══ DATA TO USE

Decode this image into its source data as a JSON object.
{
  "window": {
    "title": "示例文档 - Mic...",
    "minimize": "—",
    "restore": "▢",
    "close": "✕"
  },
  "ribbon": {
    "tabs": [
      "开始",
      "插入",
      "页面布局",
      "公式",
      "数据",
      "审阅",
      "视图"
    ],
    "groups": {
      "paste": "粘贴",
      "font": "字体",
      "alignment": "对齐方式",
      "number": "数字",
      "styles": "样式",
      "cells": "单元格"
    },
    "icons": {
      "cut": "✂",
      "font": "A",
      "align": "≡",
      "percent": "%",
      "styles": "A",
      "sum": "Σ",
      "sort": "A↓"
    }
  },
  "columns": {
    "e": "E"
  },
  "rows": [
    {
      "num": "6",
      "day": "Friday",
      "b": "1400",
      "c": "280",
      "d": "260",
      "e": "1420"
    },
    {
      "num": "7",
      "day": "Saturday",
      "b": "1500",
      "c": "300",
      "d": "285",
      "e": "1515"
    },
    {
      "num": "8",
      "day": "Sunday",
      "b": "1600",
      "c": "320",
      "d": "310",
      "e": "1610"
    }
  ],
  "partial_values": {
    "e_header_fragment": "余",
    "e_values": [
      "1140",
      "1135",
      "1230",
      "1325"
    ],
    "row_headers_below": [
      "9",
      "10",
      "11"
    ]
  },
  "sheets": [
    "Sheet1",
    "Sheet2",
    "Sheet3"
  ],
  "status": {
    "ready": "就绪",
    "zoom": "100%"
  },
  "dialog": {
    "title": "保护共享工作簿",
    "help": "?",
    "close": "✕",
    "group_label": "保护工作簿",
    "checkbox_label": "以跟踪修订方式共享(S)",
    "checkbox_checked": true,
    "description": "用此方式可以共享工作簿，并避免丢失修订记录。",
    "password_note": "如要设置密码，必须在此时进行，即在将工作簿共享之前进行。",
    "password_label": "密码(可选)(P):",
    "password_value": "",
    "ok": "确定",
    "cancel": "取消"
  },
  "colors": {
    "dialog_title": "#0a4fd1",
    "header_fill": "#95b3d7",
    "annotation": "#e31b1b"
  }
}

════
══ DATA TO USE

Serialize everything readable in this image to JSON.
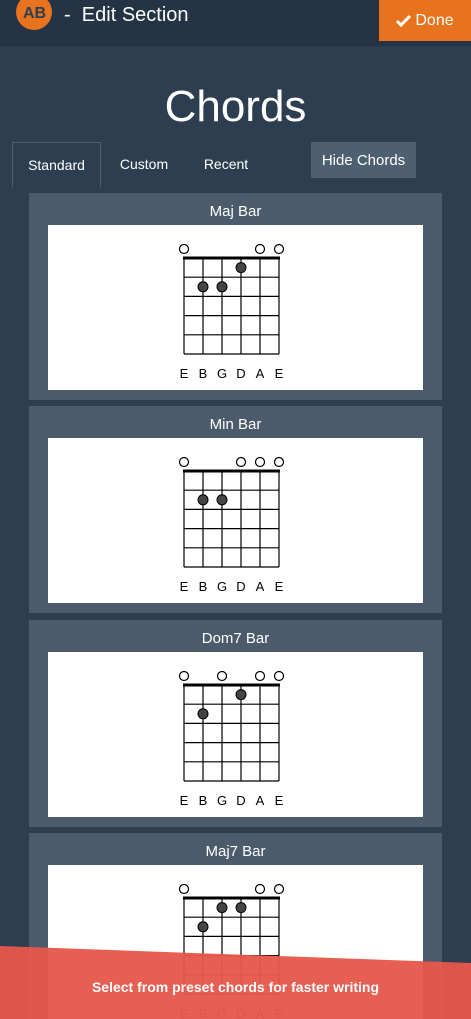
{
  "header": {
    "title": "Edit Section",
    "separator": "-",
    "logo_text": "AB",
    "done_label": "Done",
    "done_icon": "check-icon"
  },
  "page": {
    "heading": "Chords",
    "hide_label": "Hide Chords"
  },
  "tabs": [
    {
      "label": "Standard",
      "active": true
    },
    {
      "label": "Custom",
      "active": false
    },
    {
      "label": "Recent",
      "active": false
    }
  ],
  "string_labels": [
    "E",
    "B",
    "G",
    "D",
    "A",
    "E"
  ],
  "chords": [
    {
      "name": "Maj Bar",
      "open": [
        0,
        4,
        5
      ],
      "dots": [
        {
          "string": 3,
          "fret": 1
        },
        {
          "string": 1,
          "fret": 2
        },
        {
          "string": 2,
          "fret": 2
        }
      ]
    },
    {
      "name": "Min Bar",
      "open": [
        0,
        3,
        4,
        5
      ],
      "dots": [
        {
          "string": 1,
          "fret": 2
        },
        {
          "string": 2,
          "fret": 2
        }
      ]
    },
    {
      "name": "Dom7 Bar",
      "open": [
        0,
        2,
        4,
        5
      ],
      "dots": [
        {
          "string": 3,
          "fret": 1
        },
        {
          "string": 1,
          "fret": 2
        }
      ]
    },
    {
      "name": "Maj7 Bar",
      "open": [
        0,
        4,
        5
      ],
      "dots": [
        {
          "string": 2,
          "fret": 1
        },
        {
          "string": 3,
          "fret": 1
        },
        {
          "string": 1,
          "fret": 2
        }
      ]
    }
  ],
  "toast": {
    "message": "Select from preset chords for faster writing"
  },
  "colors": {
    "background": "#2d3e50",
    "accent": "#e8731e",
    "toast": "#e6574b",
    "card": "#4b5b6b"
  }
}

════
══ DATA TO USE

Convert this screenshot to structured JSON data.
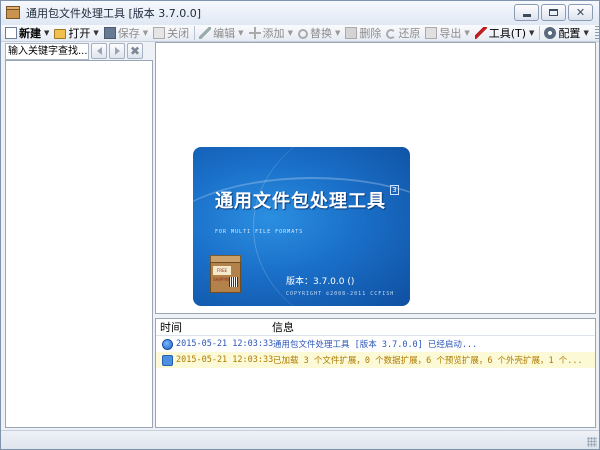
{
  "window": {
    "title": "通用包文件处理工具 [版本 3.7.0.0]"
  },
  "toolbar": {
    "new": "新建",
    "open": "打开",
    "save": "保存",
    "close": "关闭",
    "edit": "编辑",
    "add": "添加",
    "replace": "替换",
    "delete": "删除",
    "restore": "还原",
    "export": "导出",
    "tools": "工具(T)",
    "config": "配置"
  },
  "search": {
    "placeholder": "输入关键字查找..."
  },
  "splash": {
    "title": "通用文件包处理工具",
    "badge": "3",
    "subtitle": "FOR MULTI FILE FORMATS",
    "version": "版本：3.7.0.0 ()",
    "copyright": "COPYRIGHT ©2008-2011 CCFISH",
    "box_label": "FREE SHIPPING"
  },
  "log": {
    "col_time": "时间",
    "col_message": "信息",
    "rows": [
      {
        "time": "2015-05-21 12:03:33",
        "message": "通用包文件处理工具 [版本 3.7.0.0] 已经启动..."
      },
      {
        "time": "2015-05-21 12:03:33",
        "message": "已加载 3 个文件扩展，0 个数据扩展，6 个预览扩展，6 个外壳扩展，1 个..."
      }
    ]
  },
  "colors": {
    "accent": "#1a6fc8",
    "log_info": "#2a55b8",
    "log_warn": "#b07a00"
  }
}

════

* **EXERCISE**:
Which lines hold the word "name"? Copy each of them from the records.

* **PROBLEM SOLUTION**:
      "name": "Maj Bar",
      "name": "Min Bar",
      "name": "Dom7 Bar",
      "name": "Maj7 Bar",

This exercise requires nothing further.